Document passage:
The 1970s wasn’t a good decade for Walt Disney Studios. With the horrors of Vietnam and the Civil Rights Movement behind us, how could the family friendly studio whose work never commented on the situation try to stay relevant? Why, by commenting on the situation in their own special way. Unfortunately, blending Disney and the “turn on, tune in, drop out” generation was never a good mix to begin with and Superdad is the evidence. Starring infamous television star Bob Crane as a mild-mannered suburban father, the film comments on the rise of shiftless teenage layabouts, but provides a plot just as shiftless as the characters it’s mocking. Add in a blatant Charles Manson figure and you have the makings of the weirdest, most pointless Disney film ever.

Charlie McCready (Crane) is worried his daughter Wendy (Kathleen Cody) is headed down the wrong path thanks to her lazy friends whose idea of ambition is spending all their time at the beach. He decides to send Wendy to a better university, in the hopes that she’ll meet new people. He fakes a letter saying Wendy has received a scholarship, but when Wendy discovers the ruse her father’s played on her, she decides to play on his greatest fears by joining the counterculture.

By this point in time Disney had perfected the art of taking suburban family stories and injecting enough magic and whimsy to give them the appearance of being unique; The Shaggy Dog is about the changes of adolescence through a young boy transforming into a sheepdog, for example. It would have been great if, like I’d assumed, the title “Superdad” had been literal; taking Charlie and turning him into a superhero of some kind, juggling the world’s changes while maintaining an interest in his daughter. Nope, the script is content to have Charlie be a boring lawyer of unknown ilk who just doesn’t like those darn kids and their mangy mutt.

The narrative is rather cut and dry and there’s nothing particularly interesting about a man determined to get his daughter away from her friends by sending her to a different college, is there? He sends her to a new school and thus new people are met, right? The script realizes it’s ridiculous and injects pointless scene upon pointless scene into an already aimless narrative. We get a few beach scenes done way better in works like Beach Blanket Bingo, complete with a musical performance that sounds like something rejected from The Brady Bunch; Charlie’s attempts to bond with his daughter, where the only source of humor (presumably) is Crane screaming like a girl and jet-skiing poorly; a subplot involving Bruno Kirby (channeling Frankie Valli in his film debut) and his multiple jobs; and the aforementioned Wendy dating a murderer plotline. None of these are important or hold any weight in the overall narrative. They’re weak attempts to get us limping from moment to moment before the film dies a merciful death.

Listed records:
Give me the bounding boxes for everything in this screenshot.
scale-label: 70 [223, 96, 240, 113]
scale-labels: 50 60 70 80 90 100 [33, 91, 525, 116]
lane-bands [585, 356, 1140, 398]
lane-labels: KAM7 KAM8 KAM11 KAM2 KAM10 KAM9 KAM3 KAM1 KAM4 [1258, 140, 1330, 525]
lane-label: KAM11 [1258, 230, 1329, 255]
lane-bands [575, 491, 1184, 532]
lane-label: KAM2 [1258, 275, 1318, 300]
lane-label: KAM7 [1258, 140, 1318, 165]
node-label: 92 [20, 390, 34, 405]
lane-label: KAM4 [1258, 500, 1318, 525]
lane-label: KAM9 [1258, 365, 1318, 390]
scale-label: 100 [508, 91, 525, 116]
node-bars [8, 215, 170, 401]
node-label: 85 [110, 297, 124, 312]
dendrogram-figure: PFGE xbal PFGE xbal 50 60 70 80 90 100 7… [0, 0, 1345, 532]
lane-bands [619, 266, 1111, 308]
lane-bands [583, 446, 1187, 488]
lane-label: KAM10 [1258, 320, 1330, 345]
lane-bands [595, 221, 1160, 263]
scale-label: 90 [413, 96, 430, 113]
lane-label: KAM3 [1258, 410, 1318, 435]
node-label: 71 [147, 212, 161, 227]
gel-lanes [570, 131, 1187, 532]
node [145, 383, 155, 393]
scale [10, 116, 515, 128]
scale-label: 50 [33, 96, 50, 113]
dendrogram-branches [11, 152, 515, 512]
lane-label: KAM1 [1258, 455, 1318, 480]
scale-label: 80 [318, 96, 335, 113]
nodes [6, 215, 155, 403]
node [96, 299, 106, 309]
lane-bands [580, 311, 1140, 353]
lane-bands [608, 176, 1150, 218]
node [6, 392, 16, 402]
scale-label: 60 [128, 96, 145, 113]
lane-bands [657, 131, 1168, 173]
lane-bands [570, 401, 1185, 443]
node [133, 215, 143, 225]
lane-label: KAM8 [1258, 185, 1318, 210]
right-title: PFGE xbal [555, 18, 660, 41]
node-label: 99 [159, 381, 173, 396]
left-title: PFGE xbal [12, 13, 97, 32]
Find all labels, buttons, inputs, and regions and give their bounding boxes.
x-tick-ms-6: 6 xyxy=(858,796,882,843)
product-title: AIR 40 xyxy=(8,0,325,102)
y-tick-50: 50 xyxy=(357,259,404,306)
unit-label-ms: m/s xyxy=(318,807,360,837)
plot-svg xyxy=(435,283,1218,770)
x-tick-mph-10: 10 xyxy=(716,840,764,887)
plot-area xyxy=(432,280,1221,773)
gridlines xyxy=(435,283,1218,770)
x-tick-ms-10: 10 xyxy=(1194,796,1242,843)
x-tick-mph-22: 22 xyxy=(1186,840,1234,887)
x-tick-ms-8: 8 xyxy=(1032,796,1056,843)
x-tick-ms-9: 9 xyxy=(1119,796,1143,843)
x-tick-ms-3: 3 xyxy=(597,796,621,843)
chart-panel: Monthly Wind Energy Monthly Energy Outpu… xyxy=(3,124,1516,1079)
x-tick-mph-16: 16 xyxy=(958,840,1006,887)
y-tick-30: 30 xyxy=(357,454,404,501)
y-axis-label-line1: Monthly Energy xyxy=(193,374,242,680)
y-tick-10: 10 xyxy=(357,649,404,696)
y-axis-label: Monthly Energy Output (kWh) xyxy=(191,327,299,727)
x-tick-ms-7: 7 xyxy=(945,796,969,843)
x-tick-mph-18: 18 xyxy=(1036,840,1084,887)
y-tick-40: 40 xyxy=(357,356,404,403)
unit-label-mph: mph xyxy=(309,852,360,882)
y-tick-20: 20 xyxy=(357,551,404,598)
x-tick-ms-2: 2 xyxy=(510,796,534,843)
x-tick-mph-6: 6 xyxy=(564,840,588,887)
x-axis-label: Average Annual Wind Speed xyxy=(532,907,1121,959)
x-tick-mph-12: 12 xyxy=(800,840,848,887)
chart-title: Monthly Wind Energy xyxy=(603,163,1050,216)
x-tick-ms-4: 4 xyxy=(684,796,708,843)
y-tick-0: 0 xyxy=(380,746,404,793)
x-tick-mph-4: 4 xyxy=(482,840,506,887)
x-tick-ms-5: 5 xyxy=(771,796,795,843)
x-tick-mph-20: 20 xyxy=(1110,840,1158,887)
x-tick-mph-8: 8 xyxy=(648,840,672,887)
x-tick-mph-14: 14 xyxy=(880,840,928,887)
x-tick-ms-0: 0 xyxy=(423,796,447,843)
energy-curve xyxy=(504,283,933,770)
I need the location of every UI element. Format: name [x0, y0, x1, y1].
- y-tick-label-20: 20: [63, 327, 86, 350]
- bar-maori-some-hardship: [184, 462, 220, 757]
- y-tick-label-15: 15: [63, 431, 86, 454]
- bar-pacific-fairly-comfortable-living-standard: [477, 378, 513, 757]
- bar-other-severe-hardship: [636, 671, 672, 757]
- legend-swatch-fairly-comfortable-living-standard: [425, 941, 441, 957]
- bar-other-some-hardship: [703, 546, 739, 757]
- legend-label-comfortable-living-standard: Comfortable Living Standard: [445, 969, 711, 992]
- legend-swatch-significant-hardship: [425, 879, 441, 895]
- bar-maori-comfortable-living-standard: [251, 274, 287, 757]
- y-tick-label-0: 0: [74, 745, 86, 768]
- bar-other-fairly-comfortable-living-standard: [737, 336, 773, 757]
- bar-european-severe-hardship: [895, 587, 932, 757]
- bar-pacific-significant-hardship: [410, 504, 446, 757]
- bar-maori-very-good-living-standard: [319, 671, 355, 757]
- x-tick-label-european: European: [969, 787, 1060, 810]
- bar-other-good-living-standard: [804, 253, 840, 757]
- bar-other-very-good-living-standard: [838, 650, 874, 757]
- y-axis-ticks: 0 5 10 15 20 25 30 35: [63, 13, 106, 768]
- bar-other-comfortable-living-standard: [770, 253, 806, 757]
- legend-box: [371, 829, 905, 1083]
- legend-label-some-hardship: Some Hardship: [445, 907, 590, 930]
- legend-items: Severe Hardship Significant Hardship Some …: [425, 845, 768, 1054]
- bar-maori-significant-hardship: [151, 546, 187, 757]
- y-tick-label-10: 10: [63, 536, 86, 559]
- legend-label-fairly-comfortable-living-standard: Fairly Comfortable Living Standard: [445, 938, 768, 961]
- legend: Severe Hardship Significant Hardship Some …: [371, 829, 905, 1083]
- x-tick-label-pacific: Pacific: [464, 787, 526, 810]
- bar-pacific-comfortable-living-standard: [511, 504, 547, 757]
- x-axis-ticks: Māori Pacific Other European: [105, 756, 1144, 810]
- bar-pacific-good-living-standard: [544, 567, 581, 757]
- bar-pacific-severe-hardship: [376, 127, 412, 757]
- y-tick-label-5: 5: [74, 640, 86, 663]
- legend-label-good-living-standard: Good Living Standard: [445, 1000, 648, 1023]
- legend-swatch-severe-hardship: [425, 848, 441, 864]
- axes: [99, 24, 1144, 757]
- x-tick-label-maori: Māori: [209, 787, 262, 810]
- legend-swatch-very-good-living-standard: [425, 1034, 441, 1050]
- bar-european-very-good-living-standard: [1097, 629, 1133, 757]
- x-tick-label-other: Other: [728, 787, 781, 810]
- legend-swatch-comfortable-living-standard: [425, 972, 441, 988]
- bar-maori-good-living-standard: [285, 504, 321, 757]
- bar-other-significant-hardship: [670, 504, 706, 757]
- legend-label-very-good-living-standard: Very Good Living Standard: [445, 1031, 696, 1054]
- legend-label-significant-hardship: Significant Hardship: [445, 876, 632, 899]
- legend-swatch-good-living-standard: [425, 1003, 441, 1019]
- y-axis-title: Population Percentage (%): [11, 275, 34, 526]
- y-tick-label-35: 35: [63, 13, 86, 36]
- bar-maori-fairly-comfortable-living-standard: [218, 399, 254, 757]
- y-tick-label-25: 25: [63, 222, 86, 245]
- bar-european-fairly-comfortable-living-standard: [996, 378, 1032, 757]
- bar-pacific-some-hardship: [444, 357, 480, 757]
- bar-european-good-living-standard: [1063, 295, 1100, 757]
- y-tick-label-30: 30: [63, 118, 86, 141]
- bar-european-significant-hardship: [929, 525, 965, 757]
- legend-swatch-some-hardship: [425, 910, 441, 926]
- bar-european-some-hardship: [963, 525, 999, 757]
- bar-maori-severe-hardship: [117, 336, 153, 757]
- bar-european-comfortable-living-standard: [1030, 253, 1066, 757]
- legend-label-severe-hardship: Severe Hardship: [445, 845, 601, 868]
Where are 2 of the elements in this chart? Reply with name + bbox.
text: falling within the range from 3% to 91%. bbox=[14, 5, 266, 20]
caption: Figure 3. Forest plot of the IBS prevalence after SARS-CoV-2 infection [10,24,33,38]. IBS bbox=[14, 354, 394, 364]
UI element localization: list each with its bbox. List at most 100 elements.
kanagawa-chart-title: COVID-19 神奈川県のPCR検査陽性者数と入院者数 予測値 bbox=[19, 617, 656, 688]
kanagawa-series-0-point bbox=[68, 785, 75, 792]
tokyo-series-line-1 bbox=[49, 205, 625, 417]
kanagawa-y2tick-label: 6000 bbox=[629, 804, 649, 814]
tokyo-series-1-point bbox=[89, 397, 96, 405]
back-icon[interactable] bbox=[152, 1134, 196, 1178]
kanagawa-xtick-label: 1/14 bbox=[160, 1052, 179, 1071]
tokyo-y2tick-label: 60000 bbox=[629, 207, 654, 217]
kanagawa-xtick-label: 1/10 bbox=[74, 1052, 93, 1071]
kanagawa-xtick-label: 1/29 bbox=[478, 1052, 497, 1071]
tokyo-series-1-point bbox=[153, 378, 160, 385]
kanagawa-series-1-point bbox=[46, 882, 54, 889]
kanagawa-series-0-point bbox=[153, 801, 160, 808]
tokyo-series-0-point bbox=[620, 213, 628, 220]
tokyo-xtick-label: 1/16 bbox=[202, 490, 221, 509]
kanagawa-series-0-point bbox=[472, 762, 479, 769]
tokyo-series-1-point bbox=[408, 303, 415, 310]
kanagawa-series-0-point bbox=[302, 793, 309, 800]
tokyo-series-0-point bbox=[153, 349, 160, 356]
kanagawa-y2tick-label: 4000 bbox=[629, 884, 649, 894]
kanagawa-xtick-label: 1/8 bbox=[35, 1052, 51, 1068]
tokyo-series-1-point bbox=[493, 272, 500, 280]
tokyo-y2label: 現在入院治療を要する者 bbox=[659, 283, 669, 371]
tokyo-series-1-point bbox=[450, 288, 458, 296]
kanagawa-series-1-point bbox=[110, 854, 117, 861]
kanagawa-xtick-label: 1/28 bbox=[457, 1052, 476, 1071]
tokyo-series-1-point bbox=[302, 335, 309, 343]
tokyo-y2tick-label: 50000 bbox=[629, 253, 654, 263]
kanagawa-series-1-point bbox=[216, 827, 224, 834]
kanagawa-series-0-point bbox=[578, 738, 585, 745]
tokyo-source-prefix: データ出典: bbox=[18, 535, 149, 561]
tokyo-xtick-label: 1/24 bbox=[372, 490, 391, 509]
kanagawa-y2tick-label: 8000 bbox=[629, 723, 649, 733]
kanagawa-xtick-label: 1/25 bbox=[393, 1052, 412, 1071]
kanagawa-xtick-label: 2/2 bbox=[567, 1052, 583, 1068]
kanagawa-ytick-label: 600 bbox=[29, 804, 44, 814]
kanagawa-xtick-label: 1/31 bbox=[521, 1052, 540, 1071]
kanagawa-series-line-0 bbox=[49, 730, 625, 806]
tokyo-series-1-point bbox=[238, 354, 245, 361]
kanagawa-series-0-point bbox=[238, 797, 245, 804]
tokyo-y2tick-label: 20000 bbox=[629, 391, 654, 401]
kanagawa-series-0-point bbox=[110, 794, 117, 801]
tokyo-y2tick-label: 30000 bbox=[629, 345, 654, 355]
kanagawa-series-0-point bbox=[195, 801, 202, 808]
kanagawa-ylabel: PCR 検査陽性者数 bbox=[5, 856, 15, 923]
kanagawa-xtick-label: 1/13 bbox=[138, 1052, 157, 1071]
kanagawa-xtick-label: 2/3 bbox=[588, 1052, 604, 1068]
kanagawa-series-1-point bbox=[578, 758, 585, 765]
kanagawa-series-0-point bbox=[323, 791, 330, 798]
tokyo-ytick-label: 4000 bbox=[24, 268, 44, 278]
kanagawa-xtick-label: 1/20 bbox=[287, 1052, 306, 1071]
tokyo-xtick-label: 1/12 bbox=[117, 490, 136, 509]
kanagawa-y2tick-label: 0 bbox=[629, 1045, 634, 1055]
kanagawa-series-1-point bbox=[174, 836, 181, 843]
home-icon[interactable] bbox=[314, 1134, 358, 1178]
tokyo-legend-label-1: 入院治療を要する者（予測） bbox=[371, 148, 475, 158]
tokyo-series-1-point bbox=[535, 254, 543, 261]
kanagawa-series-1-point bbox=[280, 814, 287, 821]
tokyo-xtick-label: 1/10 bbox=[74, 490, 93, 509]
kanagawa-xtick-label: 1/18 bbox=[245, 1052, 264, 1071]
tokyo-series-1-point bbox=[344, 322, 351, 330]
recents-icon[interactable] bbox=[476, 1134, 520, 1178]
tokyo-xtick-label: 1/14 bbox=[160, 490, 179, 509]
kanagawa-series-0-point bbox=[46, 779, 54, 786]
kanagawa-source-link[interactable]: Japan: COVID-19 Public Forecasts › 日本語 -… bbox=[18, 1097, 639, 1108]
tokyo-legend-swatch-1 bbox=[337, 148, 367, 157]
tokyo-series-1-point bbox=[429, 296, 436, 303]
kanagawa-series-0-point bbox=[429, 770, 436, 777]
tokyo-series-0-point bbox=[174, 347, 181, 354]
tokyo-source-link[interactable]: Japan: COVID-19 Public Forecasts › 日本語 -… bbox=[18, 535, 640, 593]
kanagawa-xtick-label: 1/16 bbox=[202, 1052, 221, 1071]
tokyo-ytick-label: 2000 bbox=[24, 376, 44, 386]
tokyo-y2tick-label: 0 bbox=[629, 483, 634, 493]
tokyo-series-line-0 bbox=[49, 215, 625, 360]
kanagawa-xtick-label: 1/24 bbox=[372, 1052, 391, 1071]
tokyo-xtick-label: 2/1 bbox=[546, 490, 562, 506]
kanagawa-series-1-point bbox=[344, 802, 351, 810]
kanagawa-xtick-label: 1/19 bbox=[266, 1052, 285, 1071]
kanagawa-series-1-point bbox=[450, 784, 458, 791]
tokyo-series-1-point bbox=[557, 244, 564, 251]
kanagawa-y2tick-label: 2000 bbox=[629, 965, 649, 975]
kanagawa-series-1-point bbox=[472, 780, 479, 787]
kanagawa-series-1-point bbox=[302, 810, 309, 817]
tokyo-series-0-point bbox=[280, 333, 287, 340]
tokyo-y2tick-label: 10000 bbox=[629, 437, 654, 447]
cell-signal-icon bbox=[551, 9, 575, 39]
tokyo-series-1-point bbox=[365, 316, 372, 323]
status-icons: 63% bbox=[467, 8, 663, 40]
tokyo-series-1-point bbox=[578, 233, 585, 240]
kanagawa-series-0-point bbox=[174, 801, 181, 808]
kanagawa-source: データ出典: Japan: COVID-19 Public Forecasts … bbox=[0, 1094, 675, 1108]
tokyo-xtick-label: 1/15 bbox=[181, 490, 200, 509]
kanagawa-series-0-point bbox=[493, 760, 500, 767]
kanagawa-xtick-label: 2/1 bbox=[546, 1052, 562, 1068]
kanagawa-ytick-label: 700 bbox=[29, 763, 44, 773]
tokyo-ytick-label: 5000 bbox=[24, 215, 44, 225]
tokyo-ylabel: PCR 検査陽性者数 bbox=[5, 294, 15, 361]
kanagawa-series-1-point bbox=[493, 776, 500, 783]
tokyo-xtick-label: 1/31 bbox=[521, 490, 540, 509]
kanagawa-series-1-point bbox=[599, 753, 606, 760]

Task details:
Decide whether each statement agrees with the Superdad passage. Answer yes or no for each, and quote the exact words from the passage that settle it.
1. Charlie sends Wendy to a better university after she earns a genuine scholarship.
2. Bob Crane plays a mild-mannered suburban father in the film.
3. The script turns Charlie into a superhero.
The items above stand apart from the Superdad passage.

Exercise answer:
1. No: "He fakes a letter saying Wendy has received a scholarship"
2. Yes: "Starring infamous television star Bob Crane as a mild-mannered suburban father"
3. No: "the script is content to have Charlie be a boring lawyer of unknown ilk"